Report every line in the listing below where the string "JSON" shows up.

----- Data for processing

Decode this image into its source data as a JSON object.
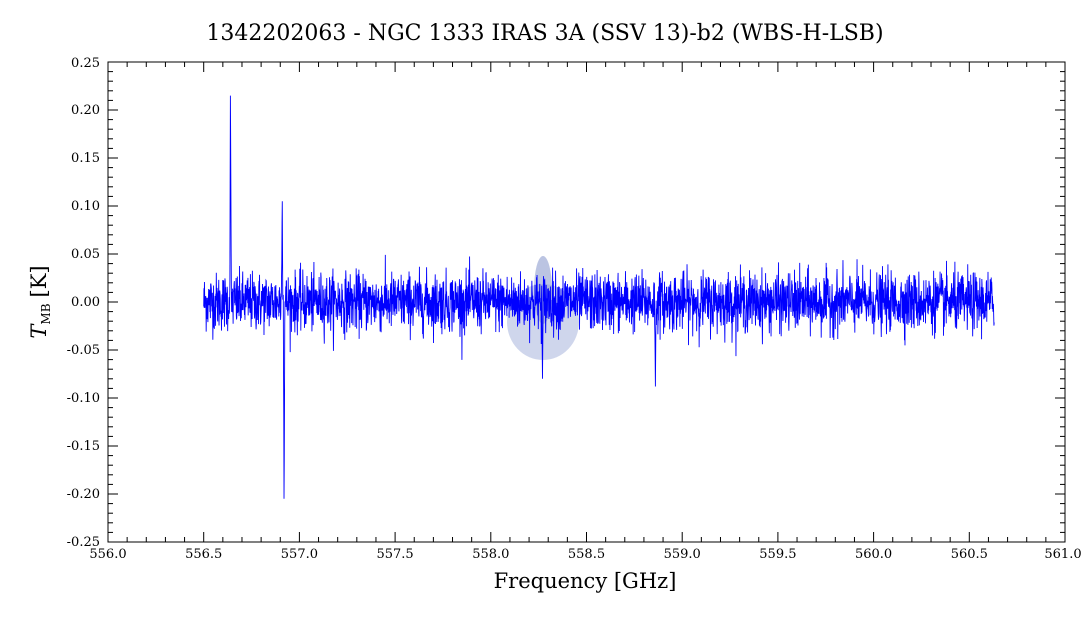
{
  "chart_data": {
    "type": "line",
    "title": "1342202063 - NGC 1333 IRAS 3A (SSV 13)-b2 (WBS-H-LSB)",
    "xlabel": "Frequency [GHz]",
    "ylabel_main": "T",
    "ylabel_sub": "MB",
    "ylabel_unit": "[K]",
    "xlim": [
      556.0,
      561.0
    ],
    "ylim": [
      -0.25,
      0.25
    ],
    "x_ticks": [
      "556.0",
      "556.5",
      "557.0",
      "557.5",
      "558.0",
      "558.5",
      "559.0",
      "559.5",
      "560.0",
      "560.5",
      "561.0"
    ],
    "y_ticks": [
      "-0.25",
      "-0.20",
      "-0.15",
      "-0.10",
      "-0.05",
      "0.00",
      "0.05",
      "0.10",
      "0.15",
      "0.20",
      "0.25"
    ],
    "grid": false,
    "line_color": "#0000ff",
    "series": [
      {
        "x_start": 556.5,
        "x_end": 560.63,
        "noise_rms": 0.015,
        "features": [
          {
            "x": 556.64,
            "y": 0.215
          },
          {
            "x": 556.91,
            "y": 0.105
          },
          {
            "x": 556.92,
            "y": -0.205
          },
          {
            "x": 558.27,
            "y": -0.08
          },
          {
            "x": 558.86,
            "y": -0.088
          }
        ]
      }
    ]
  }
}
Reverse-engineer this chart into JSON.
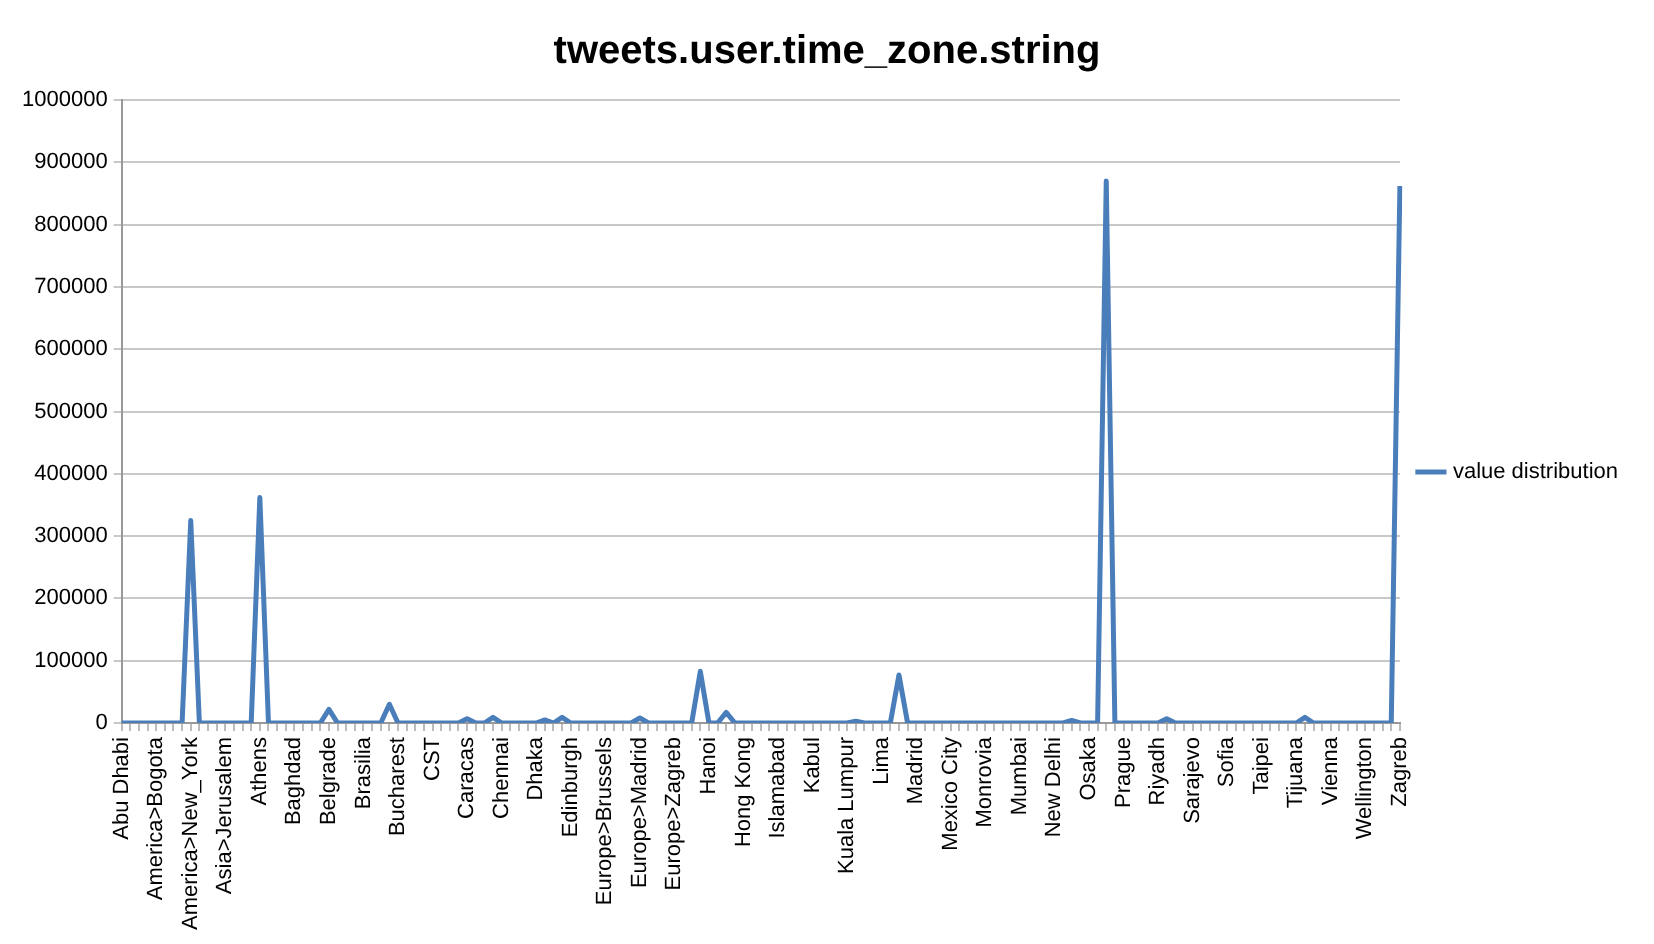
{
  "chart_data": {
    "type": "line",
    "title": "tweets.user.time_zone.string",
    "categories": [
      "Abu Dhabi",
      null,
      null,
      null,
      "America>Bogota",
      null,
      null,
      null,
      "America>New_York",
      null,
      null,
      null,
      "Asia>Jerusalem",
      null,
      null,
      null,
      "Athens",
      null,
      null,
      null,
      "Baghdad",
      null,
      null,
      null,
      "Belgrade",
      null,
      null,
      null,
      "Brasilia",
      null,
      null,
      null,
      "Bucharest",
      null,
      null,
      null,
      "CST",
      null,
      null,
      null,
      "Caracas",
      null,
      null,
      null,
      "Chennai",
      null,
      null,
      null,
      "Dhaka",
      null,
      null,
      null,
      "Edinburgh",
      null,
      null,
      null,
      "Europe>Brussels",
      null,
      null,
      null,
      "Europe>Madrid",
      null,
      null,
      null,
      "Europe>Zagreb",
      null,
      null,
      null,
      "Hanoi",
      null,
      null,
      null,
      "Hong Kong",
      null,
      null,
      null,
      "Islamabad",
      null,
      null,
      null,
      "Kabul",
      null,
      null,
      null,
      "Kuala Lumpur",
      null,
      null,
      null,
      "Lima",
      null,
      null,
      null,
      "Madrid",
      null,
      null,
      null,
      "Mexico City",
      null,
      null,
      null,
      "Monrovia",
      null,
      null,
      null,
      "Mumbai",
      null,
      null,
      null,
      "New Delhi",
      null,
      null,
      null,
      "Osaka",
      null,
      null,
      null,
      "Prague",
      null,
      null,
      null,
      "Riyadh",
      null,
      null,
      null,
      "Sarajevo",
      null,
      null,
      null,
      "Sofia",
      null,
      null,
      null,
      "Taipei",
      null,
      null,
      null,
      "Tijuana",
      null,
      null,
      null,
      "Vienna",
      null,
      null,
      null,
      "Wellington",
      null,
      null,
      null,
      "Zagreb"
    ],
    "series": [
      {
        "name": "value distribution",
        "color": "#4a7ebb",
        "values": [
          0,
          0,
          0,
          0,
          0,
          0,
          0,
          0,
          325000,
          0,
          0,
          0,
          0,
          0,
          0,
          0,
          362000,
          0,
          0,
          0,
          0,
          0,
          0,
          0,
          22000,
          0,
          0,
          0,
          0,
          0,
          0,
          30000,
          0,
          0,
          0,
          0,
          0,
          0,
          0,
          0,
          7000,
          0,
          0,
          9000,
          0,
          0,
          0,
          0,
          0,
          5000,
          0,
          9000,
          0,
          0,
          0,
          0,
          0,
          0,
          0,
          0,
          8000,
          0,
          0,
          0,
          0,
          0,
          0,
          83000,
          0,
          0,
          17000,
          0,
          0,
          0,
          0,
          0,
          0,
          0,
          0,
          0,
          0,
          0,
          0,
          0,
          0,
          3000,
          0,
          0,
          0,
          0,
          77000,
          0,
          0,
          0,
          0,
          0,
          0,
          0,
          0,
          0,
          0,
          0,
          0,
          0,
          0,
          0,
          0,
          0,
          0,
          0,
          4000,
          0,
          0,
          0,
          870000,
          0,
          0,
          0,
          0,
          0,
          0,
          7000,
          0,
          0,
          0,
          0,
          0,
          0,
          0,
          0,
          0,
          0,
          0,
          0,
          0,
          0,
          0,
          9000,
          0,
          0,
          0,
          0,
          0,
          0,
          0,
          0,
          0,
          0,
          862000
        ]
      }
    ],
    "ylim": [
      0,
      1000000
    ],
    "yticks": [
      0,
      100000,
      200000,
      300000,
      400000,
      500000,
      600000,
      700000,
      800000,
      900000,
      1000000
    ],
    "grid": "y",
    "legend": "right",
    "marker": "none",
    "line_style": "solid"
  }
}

----------
----- Data for processing

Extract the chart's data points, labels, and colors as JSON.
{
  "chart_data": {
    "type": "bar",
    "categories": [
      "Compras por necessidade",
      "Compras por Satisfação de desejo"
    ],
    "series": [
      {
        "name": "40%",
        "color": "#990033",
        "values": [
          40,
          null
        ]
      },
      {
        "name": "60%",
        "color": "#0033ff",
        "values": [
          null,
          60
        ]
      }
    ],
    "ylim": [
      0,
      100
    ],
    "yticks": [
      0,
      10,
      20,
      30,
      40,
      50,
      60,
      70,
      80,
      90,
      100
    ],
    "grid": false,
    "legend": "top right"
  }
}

----------
----- Data for processing

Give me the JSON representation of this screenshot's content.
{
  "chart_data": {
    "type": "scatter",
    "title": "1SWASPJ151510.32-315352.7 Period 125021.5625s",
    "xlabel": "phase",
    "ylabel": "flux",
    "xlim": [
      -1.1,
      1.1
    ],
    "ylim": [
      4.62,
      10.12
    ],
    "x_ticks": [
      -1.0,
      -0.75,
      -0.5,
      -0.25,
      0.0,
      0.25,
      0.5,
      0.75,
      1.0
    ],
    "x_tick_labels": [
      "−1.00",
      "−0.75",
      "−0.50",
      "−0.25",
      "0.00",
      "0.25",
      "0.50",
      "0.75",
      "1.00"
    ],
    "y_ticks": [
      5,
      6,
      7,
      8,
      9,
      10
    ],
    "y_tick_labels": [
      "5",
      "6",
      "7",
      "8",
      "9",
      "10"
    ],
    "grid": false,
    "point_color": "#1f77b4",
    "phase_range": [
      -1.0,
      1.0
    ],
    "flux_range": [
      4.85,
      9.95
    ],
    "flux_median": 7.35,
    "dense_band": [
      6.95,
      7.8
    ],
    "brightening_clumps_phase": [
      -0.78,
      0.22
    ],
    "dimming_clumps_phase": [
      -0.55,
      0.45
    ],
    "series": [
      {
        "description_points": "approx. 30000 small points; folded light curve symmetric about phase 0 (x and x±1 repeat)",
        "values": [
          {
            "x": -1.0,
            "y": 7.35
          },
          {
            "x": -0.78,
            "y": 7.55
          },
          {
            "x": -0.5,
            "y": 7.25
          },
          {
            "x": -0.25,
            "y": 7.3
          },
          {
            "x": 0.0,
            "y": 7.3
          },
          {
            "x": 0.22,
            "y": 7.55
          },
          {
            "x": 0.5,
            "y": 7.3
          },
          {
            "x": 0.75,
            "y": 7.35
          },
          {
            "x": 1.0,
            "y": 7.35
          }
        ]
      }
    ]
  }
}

----------

• Response:
Decode this image into its source data as a JSON object.
Reverse-engineer this chart into JSON.
Extract the chart's data points, labels, and colors as JSON.
Give me the JSON representation of this screenshot's content.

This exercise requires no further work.